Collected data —
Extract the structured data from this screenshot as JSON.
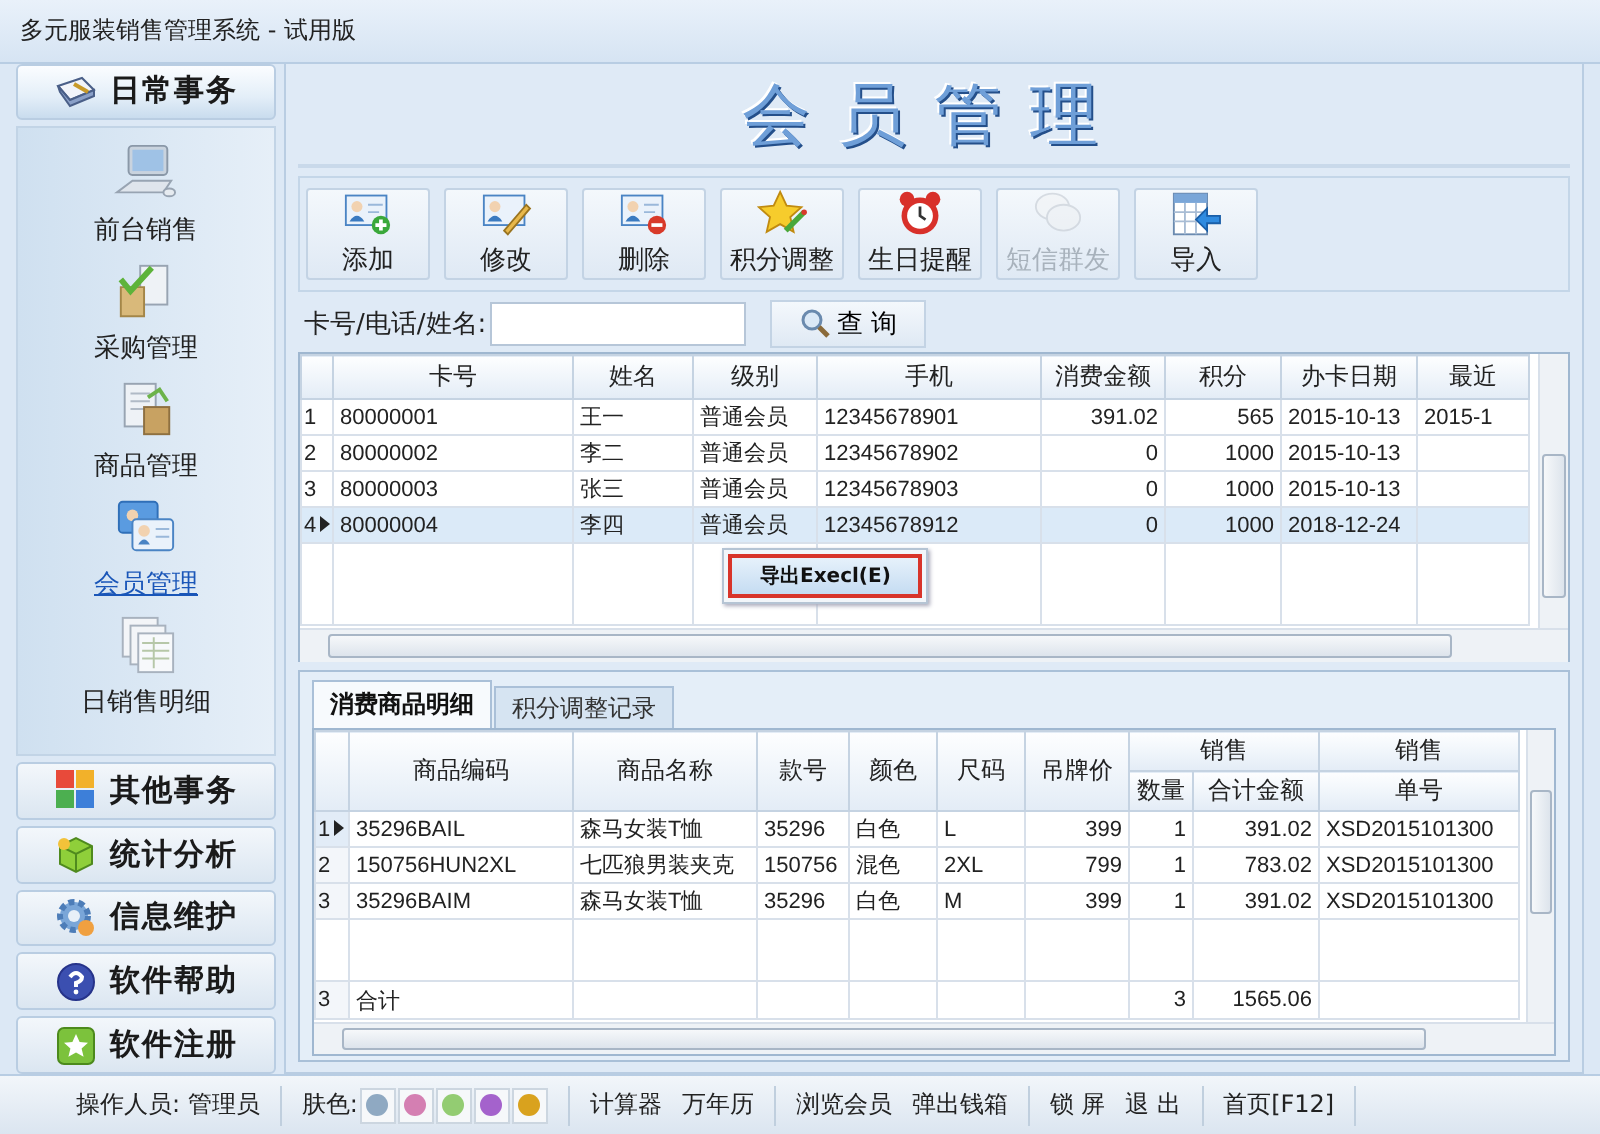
{
  "window": {
    "title": "多元服装销售管理系统 - 试用版"
  },
  "sidebar": {
    "sections": [
      {
        "label": "日常事务",
        "expanded": true,
        "items": [
          {
            "label": "前台销售",
            "selected": false
          },
          {
            "label": "采购管理",
            "selected": false
          },
          {
            "label": "商品管理",
            "selected": false
          },
          {
            "label": "会员管理",
            "selected": true
          },
          {
            "label": "日销售明细",
            "selected": false
          }
        ]
      },
      {
        "label": "其他事务",
        "expanded": false
      },
      {
        "label": "统计分析",
        "expanded": false
      },
      {
        "label": "信息维护",
        "expanded": false
      },
      {
        "label": "软件帮助",
        "expanded": false
      },
      {
        "label": "软件注册",
        "expanded": false
      }
    ]
  },
  "page_title": "会员管理",
  "toolbar": [
    {
      "label": "添加",
      "disabled": false
    },
    {
      "label": "修改",
      "disabled": false
    },
    {
      "label": "删除",
      "disabled": false
    },
    {
      "label": "积分调整",
      "disabled": false
    },
    {
      "label": "生日提醒",
      "disabled": false
    },
    {
      "label": "短信群发",
      "disabled": true
    },
    {
      "label": "导入",
      "disabled": false
    }
  ],
  "search": {
    "label": "卡号/电话/姓名:",
    "button": "查 询"
  },
  "members_table": {
    "columns": [
      "卡号",
      "姓名",
      "级别",
      "手机",
      "消费金额",
      "积分",
      "办卡日期",
      "最近"
    ],
    "rows": [
      {
        "number": "1",
        "selected": false,
        "cells": [
          "80000001",
          "王一",
          "普通会员",
          "12345678901",
          "391.02",
          "565",
          "2015-10-13",
          "2015-1"
        ]
      },
      {
        "number": "2",
        "selected": false,
        "cells": [
          "80000002",
          "李二",
          "普通会员",
          "12345678902",
          "0",
          "1000",
          "2015-10-13",
          null
        ]
      },
      {
        "number": "3",
        "selected": false,
        "cells": [
          "80000003",
          "张三",
          "普通会员",
          "12345678903",
          "0",
          "1000",
          "2015-10-13",
          null
        ]
      },
      {
        "number": "4",
        "selected": true,
        "cells": [
          "80000004",
          "李四",
          "普通会员",
          "12345678912",
          "0",
          "1000",
          "2018-12-24",
          null
        ]
      }
    ]
  },
  "context_menu": {
    "items": [
      "导出Execl(E)"
    ]
  },
  "detail_tabs": [
    {
      "label": "消费商品明细",
      "selected": true
    },
    {
      "label": "积分调整记录",
      "selected": false
    }
  ],
  "detail_table": {
    "columns": [
      {
        "label": "商品编码"
      },
      {
        "label": "商品名称"
      },
      {
        "label": "款号"
      },
      {
        "label": "颜色"
      },
      {
        "label": "尺码"
      },
      {
        "label": "吊牌价"
      },
      {
        "label": "销售",
        "colspan": 2,
        "subcolumns": [
          "数量",
          "合计金额"
        ]
      },
      {
        "label": "销售",
        "subcolumns": [
          "单号"
        ]
      }
    ],
    "rows": [
      {
        "number": "1",
        "selected": true,
        "cells": [
          "35296BAIL",
          "森马女装T恤",
          "35296",
          "白色",
          "L",
          "399",
          "1",
          "391.02",
          "XSD2015101300"
        ]
      },
      {
        "number": "2",
        "selected": false,
        "cells": [
          "150756HUN2XL",
          "七匹狼男装夹克",
          "150756",
          "混色",
          "2XL",
          "799",
          "1",
          "783.02",
          "XSD2015101300"
        ]
      },
      {
        "number": "3",
        "selected": false,
        "cells": [
          "35296BAIM",
          "森马女装T恤",
          "35296",
          "白色",
          "M",
          "399",
          "1",
          "391.02",
          "XSD2015101300"
        ]
      }
    ],
    "footer": {
      "number": "3",
      "cells": [
        "合计",
        null,
        null,
        null,
        null,
        null,
        "3",
        "1565.06",
        null
      ]
    }
  },
  "status_bar": {
    "operator": "操作人员: 管理员",
    "skin_label": "肤色:",
    "skins": [
      {
        "color": "#8fa9c2"
      },
      {
        "color": "#d47fb2"
      },
      {
        "color": "#93cc72"
      },
      {
        "color": "#a462cc"
      },
      {
        "color": "#d9a21e"
      }
    ],
    "groups": [
      [
        "计算器",
        "万年历"
      ],
      [
        "浏览会员",
        "弹出钱箱"
      ],
      [
        "锁 屏",
        "退 出"
      ],
      [
        "首页[F12]"
      ]
    ]
  }
}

Given exercise — Images in the records should not be copied. Repeat all the rest exactly.

Expected answer —
Extract the structured data from this screenshot as JSON.
{
  "window": {
    "title": "多元服装销售管理系统 - 试用版"
  },
  "sidebar": {
    "sections": [
      {
        "label": "日常事务",
        "expanded": true,
        "items": [
          {
            "label": "前台销售",
            "selected": false
          },
          {
            "label": "采购管理",
            "selected": false
          },
          {
            "label": "商品管理",
            "selected": false
          },
          {
            "label": "会员管理",
            "selected": true
          },
          {
            "label": "日销售明细",
            "selected": false
          }
        ]
      },
      {
        "label": "其他事务",
        "expanded": false
      },
      {
        "label": "统计分析",
        "expanded": false
      },
      {
        "label": "信息维护",
        "expanded": false
      },
      {
        "label": "软件帮助",
        "expanded": false
      },
      {
        "label": "软件注册",
        "expanded": false
      }
    ]
  },
  "page_title": "会员管理",
  "toolbar": [
    {
      "label": "添加",
      "disabled": false
    },
    {
      "label": "修改",
      "disabled": false
    },
    {
      "label": "删除",
      "disabled": false
    },
    {
      "label": "积分调整",
      "disabled": false
    },
    {
      "label": "生日提醒",
      "disabled": false
    },
    {
      "label": "短信群发",
      "disabled": true
    },
    {
      "label": "导入",
      "disabled": false
    }
  ],
  "search": {
    "label": "卡号/电话/姓名:",
    "button": "查 询"
  },
  "members_table": {
    "columns": [
      "卡号",
      "姓名",
      "级别",
      "手机",
      "消费金额",
      "积分",
      "办卡日期",
      "最近"
    ],
    "rows": [
      {
        "number": "1",
        "selected": false,
        "cells": [
          "80000001",
          "王一",
          "普通会员",
          "12345678901",
          "391.02",
          "565",
          "2015-10-13",
          "2015-1"
        ]
      },
      {
        "number": "2",
        "selected": false,
        "cells": [
          "80000002",
          "李二",
          "普通会员",
          "12345678902",
          "0",
          "1000",
          "2015-10-13",
          null
        ]
      },
      {
        "number": "3",
        "selected": false,
        "cells": [
          "80000003",
          "张三",
          "普通会员",
          "12345678903",
          "0",
          "1000",
          "2015-10-13",
          null
        ]
      },
      {
        "number": "4",
        "selected": true,
        "cells": [
          "80000004",
          "李四",
          "普通会员",
          "12345678912",
          "0",
          "1000",
          "2018-12-24",
          null
        ]
      }
    ]
  },
  "context_menu": {
    "items": [
      "导出Execl(E)"
    ]
  },
  "detail_tabs": [
    {
      "label": "消费商品明细",
      "selected": true
    },
    {
      "label": "积分调整记录",
      "selected": false
    }
  ],
  "detail_table": {
    "columns": [
      {
        "label": "商品编码"
      },
      {
        "label": "商品名称"
      },
      {
        "label": "款号"
      },
      {
        "label": "颜色"
      },
      {
        "label": "尺码"
      },
      {
        "label": "吊牌价"
      },
      {
        "label": "销售",
        "colspan": 2,
        "subcolumns": [
          "数量",
          "合计金额"
        ]
      },
      {
        "label": "销售",
        "subcolumns": [
          "单号"
        ]
      }
    ],
    "rows": [
      {
        "number": "1",
        "selected": true,
        "cells": [
          "35296BAIL",
          "森马女装T恤",
          "35296",
          "白色",
          "L",
          "399",
          "1",
          "391.02",
          "XSD2015101300"
        ]
      },
      {
        "number": "2",
        "selected": false,
        "cells": [
          "150756HUN2XL",
          "七匹狼男装夹克",
          "150756",
          "混色",
          "2XL",
          "799",
          "1",
          "783.02",
          "XSD2015101300"
        ]
      },
      {
        "number": "3",
        "selected": false,
        "cells": [
          "35296BAIM",
          "森马女装T恤",
          "35296",
          "白色",
          "M",
          "399",
          "1",
          "391.02",
          "XSD2015101300"
        ]
      }
    ],
    "footer": {
      "number": "3",
      "cells": [
        "合计",
        null,
        null,
        null,
        null,
        null,
        "3",
        "1565.06",
        null
      ]
    }
  },
  "status_bar": {
    "operator": "操作人员: 管理员",
    "skin_label": "肤色:",
    "skins": [
      {
        "color": "#8fa9c2"
      },
      {
        "color": "#d47fb2"
      },
      {
        "color": "#93cc72"
      },
      {
        "color": "#a462cc"
      },
      {
        "color": "#d9a21e"
      }
    ],
    "groups": [
      [
        "计算器",
        "万年历"
      ],
      [
        "浏览会员",
        "弹出钱箱"
      ],
      [
        "锁 屏",
        "退 出"
      ],
      [
        "首页[F12]"
      ]
    ]
  }
}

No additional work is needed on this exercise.